● **Information provided**:
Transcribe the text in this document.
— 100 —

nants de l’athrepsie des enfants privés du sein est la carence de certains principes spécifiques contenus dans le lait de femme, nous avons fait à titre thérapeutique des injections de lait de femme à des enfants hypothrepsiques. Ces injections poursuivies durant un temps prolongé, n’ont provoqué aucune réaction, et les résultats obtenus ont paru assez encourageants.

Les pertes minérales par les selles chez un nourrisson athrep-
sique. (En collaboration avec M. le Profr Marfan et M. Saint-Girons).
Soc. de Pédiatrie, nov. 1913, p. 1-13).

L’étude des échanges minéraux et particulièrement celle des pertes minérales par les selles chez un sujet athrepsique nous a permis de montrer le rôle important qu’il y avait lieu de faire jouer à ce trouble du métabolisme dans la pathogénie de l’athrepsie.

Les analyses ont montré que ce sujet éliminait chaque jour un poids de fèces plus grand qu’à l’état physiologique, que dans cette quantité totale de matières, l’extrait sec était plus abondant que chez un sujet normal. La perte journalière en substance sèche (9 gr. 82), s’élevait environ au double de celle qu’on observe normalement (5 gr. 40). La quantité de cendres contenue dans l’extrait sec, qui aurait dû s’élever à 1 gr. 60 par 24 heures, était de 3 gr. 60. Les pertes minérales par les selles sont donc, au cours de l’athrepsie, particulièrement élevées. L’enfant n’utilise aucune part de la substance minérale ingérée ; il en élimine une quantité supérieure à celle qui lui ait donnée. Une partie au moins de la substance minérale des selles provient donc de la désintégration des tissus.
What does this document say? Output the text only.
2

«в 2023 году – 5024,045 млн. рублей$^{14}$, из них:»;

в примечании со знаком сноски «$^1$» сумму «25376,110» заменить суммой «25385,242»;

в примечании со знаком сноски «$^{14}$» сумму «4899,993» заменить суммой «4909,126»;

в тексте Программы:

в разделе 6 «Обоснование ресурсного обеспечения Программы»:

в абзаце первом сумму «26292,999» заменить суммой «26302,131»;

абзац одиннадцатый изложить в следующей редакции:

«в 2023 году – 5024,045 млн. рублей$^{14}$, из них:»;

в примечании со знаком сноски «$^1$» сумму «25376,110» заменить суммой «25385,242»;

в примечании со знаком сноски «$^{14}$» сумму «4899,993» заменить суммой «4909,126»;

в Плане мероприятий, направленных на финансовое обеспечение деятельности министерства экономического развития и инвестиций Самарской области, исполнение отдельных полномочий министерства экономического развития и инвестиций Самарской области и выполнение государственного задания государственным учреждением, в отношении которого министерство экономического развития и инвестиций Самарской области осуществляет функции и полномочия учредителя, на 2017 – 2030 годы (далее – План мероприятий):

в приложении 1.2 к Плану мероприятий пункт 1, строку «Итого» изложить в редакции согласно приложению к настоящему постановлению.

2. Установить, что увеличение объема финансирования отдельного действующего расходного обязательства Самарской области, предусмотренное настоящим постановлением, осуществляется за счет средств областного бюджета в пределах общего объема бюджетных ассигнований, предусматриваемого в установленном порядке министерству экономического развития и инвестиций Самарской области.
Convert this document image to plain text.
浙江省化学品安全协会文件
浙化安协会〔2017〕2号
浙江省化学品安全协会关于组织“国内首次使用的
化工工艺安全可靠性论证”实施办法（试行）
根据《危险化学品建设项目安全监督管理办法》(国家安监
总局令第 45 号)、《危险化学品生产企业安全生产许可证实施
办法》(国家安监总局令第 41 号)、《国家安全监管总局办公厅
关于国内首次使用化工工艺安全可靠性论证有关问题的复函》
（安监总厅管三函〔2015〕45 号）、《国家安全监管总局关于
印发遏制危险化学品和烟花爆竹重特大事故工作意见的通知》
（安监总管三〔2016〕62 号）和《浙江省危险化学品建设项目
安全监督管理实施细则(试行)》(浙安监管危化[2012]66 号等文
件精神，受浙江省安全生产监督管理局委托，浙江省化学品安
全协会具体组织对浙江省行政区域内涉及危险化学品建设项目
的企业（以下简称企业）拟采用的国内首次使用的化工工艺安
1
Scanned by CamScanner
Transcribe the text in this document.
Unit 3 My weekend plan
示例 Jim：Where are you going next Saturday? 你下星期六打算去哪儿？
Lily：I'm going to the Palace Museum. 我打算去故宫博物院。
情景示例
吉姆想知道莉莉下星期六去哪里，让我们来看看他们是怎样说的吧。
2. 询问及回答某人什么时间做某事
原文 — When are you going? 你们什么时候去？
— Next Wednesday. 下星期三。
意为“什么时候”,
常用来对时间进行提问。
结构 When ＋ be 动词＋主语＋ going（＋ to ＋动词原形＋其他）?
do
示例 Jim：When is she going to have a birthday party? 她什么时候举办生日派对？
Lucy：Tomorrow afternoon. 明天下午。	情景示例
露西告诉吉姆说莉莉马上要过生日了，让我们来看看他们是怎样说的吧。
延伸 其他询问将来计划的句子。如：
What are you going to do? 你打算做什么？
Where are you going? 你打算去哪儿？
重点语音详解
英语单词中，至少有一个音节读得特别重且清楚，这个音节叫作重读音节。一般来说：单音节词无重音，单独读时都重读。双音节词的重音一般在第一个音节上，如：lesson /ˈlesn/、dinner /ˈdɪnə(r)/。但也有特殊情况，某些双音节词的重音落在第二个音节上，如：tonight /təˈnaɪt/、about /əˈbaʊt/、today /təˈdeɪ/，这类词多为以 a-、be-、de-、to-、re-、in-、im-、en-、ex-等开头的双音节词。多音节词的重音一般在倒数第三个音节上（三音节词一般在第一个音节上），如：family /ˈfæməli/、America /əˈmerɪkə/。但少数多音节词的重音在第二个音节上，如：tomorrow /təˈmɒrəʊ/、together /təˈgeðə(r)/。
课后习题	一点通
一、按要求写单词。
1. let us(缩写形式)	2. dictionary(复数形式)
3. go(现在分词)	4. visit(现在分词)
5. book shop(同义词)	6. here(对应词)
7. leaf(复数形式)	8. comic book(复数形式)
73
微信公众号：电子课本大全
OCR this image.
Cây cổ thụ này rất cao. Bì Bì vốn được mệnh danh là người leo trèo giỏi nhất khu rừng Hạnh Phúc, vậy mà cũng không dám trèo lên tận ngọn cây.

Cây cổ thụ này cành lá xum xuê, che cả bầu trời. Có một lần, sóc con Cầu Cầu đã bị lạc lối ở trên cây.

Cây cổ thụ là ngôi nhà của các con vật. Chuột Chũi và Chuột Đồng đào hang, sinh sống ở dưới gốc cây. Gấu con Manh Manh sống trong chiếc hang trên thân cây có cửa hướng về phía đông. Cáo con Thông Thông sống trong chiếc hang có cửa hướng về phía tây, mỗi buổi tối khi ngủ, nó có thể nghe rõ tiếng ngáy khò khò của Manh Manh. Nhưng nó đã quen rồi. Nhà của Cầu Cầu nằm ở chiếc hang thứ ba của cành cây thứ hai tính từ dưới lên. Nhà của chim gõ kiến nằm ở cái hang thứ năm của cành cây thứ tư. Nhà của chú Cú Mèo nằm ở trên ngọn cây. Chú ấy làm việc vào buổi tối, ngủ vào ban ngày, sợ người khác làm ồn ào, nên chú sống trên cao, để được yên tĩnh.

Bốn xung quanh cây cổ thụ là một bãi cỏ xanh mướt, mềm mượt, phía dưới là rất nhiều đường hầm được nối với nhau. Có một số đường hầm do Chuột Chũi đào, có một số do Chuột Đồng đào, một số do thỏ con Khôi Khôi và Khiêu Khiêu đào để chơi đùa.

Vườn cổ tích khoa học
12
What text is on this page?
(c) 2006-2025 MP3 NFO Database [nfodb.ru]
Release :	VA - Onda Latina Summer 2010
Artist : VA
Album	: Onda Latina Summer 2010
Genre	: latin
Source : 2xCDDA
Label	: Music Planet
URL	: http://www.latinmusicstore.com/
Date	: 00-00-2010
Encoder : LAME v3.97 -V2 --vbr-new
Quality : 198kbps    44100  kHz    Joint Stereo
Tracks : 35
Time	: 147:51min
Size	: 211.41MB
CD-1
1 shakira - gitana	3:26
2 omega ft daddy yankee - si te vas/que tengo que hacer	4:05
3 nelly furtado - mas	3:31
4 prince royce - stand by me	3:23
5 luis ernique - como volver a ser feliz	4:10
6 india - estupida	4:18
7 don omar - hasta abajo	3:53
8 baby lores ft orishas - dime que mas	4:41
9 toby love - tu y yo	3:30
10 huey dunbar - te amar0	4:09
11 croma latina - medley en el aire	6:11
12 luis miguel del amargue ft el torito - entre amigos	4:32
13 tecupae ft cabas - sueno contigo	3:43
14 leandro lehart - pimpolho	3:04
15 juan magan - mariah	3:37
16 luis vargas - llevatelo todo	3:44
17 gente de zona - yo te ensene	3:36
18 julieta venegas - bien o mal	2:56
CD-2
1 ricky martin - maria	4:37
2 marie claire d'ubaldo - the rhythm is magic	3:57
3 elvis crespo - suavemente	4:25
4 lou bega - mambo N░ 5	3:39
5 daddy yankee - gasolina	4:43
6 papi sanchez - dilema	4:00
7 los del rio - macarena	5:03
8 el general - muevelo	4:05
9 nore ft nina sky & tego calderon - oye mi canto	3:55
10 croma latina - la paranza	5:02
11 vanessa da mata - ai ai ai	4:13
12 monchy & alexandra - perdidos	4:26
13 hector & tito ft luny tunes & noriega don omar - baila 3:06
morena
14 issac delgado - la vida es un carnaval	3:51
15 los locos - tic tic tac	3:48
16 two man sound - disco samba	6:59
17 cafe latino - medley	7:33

● **Task brief**:
For the entries shown above, give the number of lines that include the word "When", without any other text.

● **Correct output**:
3